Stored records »
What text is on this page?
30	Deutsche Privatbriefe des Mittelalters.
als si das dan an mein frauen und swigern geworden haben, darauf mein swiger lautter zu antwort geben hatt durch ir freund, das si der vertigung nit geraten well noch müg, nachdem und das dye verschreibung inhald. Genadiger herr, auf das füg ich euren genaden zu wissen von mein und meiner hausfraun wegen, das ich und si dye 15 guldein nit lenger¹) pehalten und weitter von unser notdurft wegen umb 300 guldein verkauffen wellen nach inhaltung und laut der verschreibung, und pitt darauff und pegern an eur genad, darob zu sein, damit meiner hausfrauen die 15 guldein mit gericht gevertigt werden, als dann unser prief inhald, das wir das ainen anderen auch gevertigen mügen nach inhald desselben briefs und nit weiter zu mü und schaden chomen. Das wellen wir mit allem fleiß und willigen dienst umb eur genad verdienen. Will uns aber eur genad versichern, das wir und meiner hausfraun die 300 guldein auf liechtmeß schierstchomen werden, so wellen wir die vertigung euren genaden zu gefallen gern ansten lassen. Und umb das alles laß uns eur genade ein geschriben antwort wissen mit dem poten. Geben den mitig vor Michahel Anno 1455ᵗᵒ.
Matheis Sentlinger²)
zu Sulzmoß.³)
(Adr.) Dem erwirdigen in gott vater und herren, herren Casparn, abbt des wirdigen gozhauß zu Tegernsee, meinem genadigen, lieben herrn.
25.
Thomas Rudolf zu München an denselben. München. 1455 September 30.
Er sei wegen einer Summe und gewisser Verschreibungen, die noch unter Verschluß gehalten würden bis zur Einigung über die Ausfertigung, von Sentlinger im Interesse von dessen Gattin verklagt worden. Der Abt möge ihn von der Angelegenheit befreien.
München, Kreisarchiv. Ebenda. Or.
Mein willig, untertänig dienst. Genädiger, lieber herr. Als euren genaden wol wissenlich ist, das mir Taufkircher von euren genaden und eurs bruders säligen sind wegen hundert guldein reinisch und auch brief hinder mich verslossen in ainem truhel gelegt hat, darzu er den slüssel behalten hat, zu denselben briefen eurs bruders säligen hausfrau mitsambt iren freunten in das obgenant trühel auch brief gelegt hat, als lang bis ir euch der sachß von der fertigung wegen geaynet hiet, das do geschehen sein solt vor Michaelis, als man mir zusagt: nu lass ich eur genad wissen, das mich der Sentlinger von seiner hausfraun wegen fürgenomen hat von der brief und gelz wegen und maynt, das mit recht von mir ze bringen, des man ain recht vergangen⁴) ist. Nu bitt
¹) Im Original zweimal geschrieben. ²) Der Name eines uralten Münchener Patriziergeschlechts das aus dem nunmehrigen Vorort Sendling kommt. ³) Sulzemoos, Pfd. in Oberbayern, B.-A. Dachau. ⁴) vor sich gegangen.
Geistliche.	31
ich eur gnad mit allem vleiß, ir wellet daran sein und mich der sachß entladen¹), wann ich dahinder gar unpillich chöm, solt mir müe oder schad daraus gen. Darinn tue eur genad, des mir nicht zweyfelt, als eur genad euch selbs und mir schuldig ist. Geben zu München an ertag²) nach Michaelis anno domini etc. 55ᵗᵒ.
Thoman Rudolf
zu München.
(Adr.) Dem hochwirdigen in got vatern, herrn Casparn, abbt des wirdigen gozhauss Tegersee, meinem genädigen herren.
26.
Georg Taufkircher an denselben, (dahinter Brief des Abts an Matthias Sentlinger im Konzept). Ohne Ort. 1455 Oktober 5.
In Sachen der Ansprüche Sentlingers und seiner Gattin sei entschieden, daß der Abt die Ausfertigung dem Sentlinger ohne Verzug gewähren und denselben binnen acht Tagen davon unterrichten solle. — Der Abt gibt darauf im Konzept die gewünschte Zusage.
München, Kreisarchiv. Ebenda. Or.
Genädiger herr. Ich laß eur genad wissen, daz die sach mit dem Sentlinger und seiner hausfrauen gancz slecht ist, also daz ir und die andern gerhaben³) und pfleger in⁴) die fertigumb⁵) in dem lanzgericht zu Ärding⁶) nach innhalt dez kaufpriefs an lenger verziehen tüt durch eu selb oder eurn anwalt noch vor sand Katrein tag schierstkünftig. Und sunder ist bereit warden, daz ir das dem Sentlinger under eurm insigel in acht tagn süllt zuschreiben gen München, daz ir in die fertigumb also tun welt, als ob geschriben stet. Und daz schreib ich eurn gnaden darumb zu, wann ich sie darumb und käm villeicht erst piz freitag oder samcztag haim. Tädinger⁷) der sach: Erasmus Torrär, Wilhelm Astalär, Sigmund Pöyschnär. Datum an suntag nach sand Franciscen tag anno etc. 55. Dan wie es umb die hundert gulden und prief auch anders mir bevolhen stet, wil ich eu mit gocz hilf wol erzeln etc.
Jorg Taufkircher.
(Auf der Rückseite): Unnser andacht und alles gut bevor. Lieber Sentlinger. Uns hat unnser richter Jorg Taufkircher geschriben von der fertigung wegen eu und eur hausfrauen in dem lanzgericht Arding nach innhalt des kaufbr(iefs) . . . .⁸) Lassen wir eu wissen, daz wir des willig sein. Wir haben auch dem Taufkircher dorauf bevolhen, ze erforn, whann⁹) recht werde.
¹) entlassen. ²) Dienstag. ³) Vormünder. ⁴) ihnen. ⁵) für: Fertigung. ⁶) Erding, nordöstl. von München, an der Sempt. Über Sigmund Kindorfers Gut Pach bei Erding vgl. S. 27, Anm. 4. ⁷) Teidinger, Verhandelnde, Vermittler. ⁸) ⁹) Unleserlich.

WORK TO BE COMPLETED »
Make a list of all lines in the data that contain "meinem".

RESULT OF THE EXERCISE »
(Adr.) Dem erwirdigen in gott vater und herren, herren Casparn, abbt des wirdigen gozhauß zu Tegernsee, meinem genadigen, lieben herrn.
(Adr.) Dem hochwirdigen in got vatern, herrn Casparn, abbt des wirdigen gozhauss Tegersee, meinem genädigen herren.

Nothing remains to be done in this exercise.